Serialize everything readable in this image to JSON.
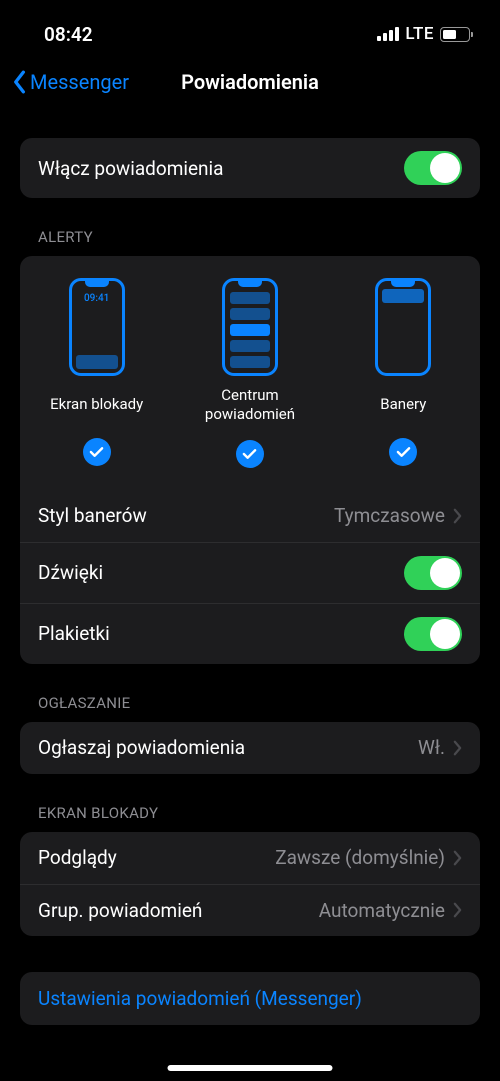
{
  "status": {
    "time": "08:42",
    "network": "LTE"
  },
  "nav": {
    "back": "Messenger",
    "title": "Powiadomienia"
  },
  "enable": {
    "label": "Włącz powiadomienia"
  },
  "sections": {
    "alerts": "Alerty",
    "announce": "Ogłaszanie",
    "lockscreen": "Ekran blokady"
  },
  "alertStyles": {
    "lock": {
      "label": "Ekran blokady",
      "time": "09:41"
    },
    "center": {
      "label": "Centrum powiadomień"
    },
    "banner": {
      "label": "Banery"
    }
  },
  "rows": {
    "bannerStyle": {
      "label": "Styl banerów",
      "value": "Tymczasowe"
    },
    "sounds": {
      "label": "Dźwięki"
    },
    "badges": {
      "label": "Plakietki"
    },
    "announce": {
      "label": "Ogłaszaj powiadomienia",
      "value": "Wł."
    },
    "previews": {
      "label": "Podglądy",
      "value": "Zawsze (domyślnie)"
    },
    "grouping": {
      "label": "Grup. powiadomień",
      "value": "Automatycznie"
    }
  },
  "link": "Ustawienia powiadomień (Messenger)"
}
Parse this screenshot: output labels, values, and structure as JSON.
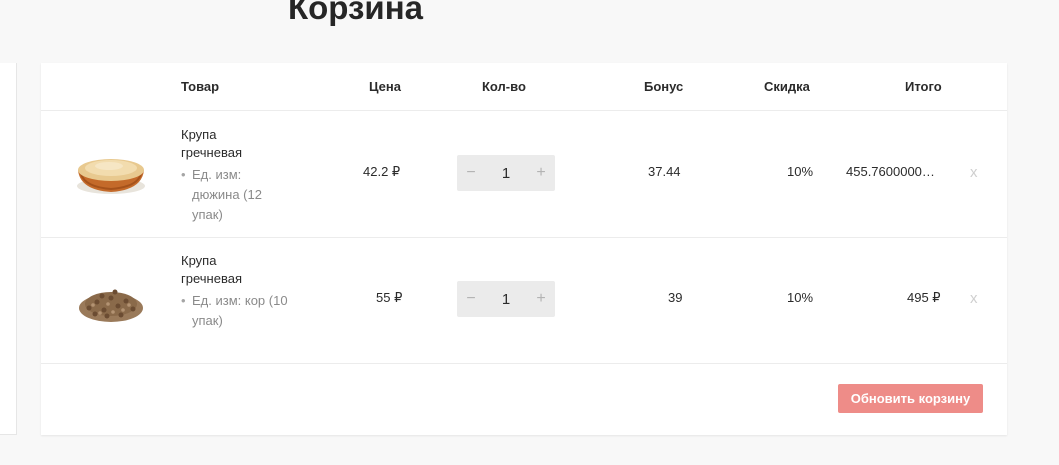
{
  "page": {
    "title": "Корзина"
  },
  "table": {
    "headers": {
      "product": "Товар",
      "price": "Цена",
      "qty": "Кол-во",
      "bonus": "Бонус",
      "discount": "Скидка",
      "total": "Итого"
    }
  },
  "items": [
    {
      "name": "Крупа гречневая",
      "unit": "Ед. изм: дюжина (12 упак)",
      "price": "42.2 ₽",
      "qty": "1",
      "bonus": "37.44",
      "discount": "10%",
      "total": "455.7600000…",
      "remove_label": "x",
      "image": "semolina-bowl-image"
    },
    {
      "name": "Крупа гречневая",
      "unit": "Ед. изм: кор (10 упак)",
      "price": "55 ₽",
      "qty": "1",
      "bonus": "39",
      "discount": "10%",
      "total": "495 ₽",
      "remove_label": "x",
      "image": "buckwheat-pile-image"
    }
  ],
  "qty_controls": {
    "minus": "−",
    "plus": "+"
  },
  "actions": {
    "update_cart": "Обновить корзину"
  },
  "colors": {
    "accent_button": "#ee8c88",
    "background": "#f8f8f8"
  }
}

──────────

* STATED TASK *
Copy out every line that includes the word "title".

* WRITTEN RESPONSE *
    "title": "Powiadomienia"
    "title": "Корзина"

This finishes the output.